Every record must be repeated exactly; omit any pictures they contain.

**Record list:**

- - - - -

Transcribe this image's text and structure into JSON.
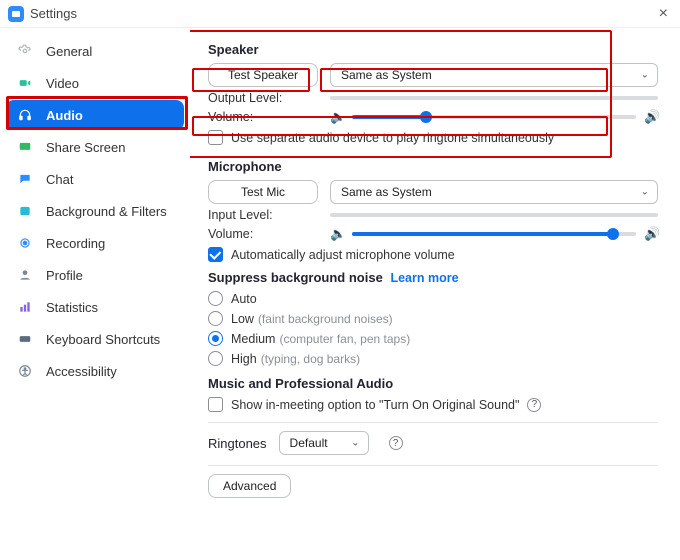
{
  "window": {
    "title": "Settings"
  },
  "sidebar": {
    "items": [
      {
        "label": "General"
      },
      {
        "label": "Video"
      },
      {
        "label": "Audio"
      },
      {
        "label": "Share Screen"
      },
      {
        "label": "Chat"
      },
      {
        "label": "Background & Filters"
      },
      {
        "label": "Recording"
      },
      {
        "label": "Profile"
      },
      {
        "label": "Statistics"
      },
      {
        "label": "Keyboard Shortcuts"
      },
      {
        "label": "Accessibility"
      }
    ]
  },
  "speaker": {
    "title": "Speaker",
    "test_label": "Test Speaker",
    "device": "Same as System",
    "output_level_label": "Output Level:",
    "volume_label": "Volume:",
    "separate_device_label": "Use separate audio device to play ringtone simultaneously"
  },
  "mic": {
    "title": "Microphone",
    "test_label": "Test Mic",
    "device": "Same as System",
    "input_level_label": "Input Level:",
    "volume_label": "Volume:",
    "auto_adjust_label": "Automatically adjust microphone volume"
  },
  "noise": {
    "title": "Suppress background noise",
    "learn_more": "Learn more",
    "auto": "Auto",
    "low": "Low",
    "low_hint": "(faint background noises)",
    "medium": "Medium",
    "medium_hint": "(computer fan, pen taps)",
    "high": "High",
    "high_hint": "(typing, dog barks)"
  },
  "pro_audio": {
    "title": "Music and Professional Audio",
    "original_sound_label": "Show in-meeting option to \"Turn On Original Sound\""
  },
  "ringtones": {
    "label": "Ringtones",
    "value": "Default"
  },
  "advanced": {
    "label": "Advanced"
  },
  "slider": {
    "speaker_volume_pct": "26",
    "mic_volume_pct": "92"
  }
}
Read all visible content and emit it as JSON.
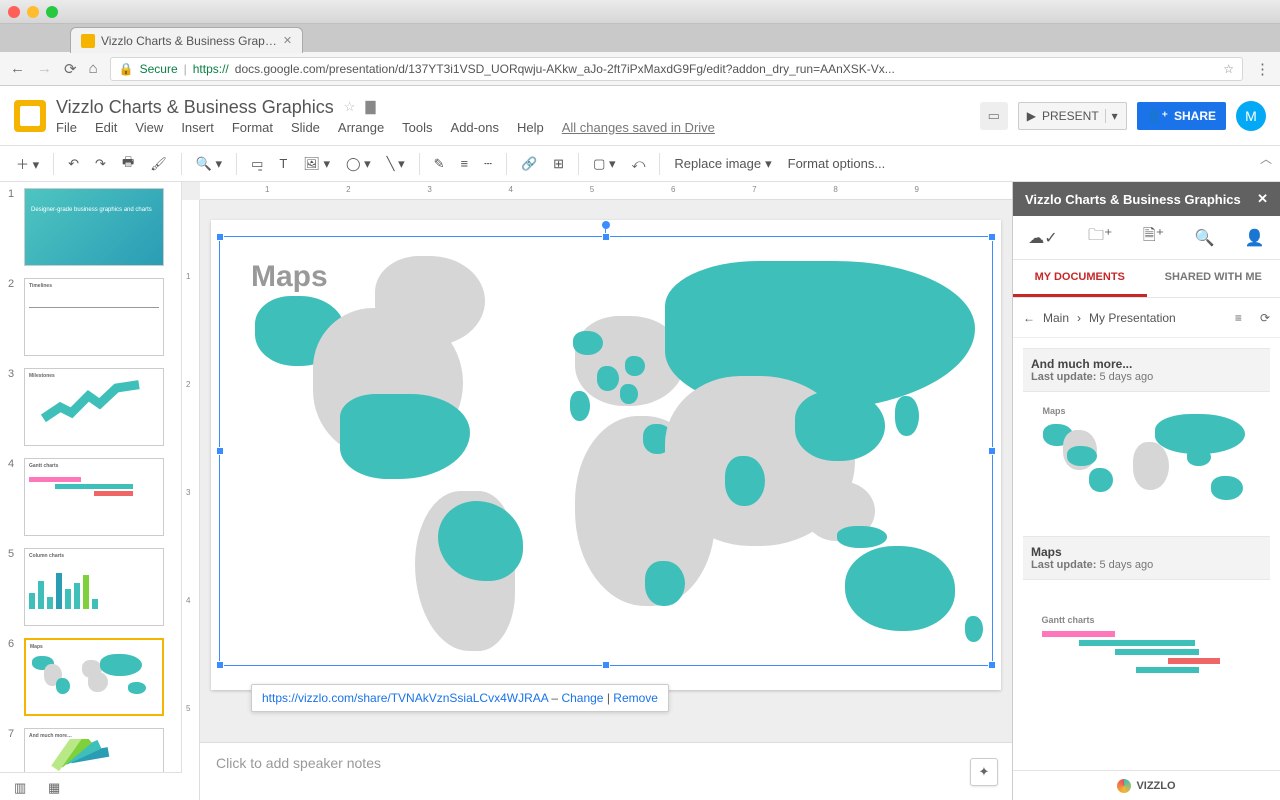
{
  "browser": {
    "tab_title": "Vizzlo Charts & Business Grap…",
    "secure_label": "Secure",
    "url_prefix": "https://",
    "url": "docs.google.com/presentation/d/137YT3i1VSD_UORqwju-AKkw_aJo-2ft7iPxMaxdG9Fg/edit?addon_dry_run=AAnXSK-Vx..."
  },
  "doc": {
    "title": "Vizzlo Charts & Business Graphics",
    "menus": [
      "File",
      "Edit",
      "View",
      "Insert",
      "Format",
      "Slide",
      "Arrange",
      "Tools",
      "Add-ons",
      "Help"
    ],
    "saved": "All changes saved in Drive",
    "present": "PRESENT",
    "share": "SHARE",
    "avatar_letter": "M"
  },
  "toolbar": {
    "replace_image": "Replace image",
    "format_options": "Format options..."
  },
  "thumbs": [
    {
      "n": "1",
      "label": "Designer-grade business graphics and charts"
    },
    {
      "n": "2",
      "label": "Timelines"
    },
    {
      "n": "3",
      "label": "Milestones"
    },
    {
      "n": "4",
      "label": "Gantt charts"
    },
    {
      "n": "5",
      "label": "Column charts"
    },
    {
      "n": "6",
      "label": "Maps"
    },
    {
      "n": "7",
      "label": "And much more…"
    }
  ],
  "canvas": {
    "title": "Maps",
    "link_url": "https://vizzlo.com/share/TVNAkVznSsiaLCvx4WJRAA",
    "sep": " – ",
    "change": "Change",
    "pipe": " | ",
    "remove": "Remove",
    "notes_placeholder": "Click to add speaker notes"
  },
  "rpanel": {
    "title": "Vizzlo Charts & Business Graphics",
    "tabs": {
      "my": "MY DOCUMENTS",
      "shared": "SHARED WITH ME"
    },
    "crumb_main": "Main",
    "crumb_pres": "My Presentation",
    "cards": [
      {
        "title": "And much more...",
        "sub_prefix": "Last update:",
        "sub_value": " 5 days ago"
      },
      {
        "title": "Maps",
        "sub_prefix": "Last update:",
        "sub_value": " 5 days ago"
      },
      {
        "title": "Gantt charts",
        "sub_prefix": "",
        "sub_value": ""
      }
    ],
    "footer": "VIZZLO"
  },
  "ruler": {
    "h": [
      "1",
      "2",
      "3",
      "4",
      "5",
      "6",
      "7",
      "8",
      "9"
    ],
    "v": [
      "1",
      "2",
      "3",
      "4",
      "5"
    ]
  }
}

- - - - -

**Exercise response:**
Transcribe this image's text and structure into JSON.
{
  "window": {
    "title": "Settings"
  },
  "sidebar": {
    "items": [
      {
        "label": "General"
      },
      {
        "label": "Video"
      },
      {
        "label": "Audio"
      },
      {
        "label": "Share Screen"
      },
      {
        "label": "Chat"
      },
      {
        "label": "Background & Filters"
      },
      {
        "label": "Recording"
      },
      {
        "label": "Profile"
      },
      {
        "label": "Statistics"
      },
      {
        "label": "Keyboard Shortcuts"
      },
      {
        "label": "Accessibility"
      }
    ]
  },
  "speaker": {
    "title": "Speaker",
    "test_label": "Test Speaker",
    "device": "Same as System",
    "output_level_label": "Output Level:",
    "volume_label": "Volume:",
    "separate_device_label": "Use separate audio device to play ringtone simultaneously"
  },
  "mic": {
    "title": "Microphone",
    "test_label": "Test Mic",
    "device": "Same as System",
    "input_level_label": "Input Level:",
    "volume_label": "Volume:",
    "auto_adjust_label": "Automatically adjust microphone volume"
  },
  "noise": {
    "title": "Suppress background noise",
    "learn_more": "Learn more",
    "auto": "Auto",
    "low": "Low",
    "low_hint": "(faint background noises)",
    "medium": "Medium",
    "medium_hint": "(computer fan, pen taps)",
    "high": "High",
    "high_hint": "(typing, dog barks)"
  },
  "pro_audio": {
    "title": "Music and Professional Audio",
    "original_sound_label": "Show in-meeting option to \"Turn On Original Sound\""
  },
  "ringtones": {
    "label": "Ringtones",
    "value": "Default"
  },
  "advanced": {
    "label": "Advanced"
  },
  "slider": {
    "speaker_volume_pct": "26",
    "mic_volume_pct": "92"
  }
}
Read all visible content and emit it as JSON.
{
  "browser": {
    "tab_title": "Vizzlo Charts & Business Grap…",
    "secure_label": "Secure",
    "url_prefix": "https://",
    "url": "docs.google.com/presentation/d/137YT3i1VSD_UORqwju-AKkw_aJo-2ft7iPxMaxdG9Fg/edit?addon_dry_run=AAnXSK-Vx..."
  },
  "doc": {
    "title": "Vizzlo Charts & Business Graphics",
    "menus": [
      "File",
      "Edit",
      "View",
      "Insert",
      "Format",
      "Slide",
      "Arrange",
      "Tools",
      "Add-ons",
      "Help"
    ],
    "saved": "All changes saved in Drive",
    "present": "PRESENT",
    "share": "SHARE",
    "avatar_letter": "M"
  },
  "toolbar": {
    "replace_image": "Replace image",
    "format_options": "Format options..."
  },
  "thumbs": [
    {
      "n": "1",
      "label": "Designer-grade business graphics and charts"
    },
    {
      "n": "2",
      "label": "Timelines"
    },
    {
      "n": "3",
      "label": "Milestones"
    },
    {
      "n": "4",
      "label": "Gantt charts"
    },
    {
      "n": "5",
      "label": "Column charts"
    },
    {
      "n": "6",
      "label": "Maps"
    },
    {
      "n": "7",
      "label": "And much more…"
    }
  ],
  "canvas": {
    "title": "Maps",
    "link_url": "https://vizzlo.com/share/TVNAkVznSsiaLCvx4WJRAA",
    "sep": " – ",
    "change": "Change",
    "pipe": " | ",
    "remove": "Remove",
    "notes_placeholder": "Click to add speaker notes"
  },
  "rpanel": {
    "title": "Vizzlo Charts & Business Graphics",
    "tabs": {
      "my": "MY DOCUMENTS",
      "shared": "SHARED WITH ME"
    },
    "crumb_main": "Main",
    "crumb_pres": "My Presentation",
    "cards": [
      {
        "title": "And much more...",
        "sub_prefix": "Last update:",
        "sub_value": " 5 days ago"
      },
      {
        "title": "Maps",
        "sub_prefix": "Last update:",
        "sub_value": " 5 days ago"
      },
      {
        "title": "Gantt charts",
        "sub_prefix": "",
        "sub_value": ""
      }
    ],
    "footer": "VIZZLO"
  },
  "ruler": {
    "h": [
      "1",
      "2",
      "3",
      "4",
      "5",
      "6",
      "7",
      "8",
      "9"
    ],
    "v": [
      "1",
      "2",
      "3",
      "4",
      "5"
    ]
  }
}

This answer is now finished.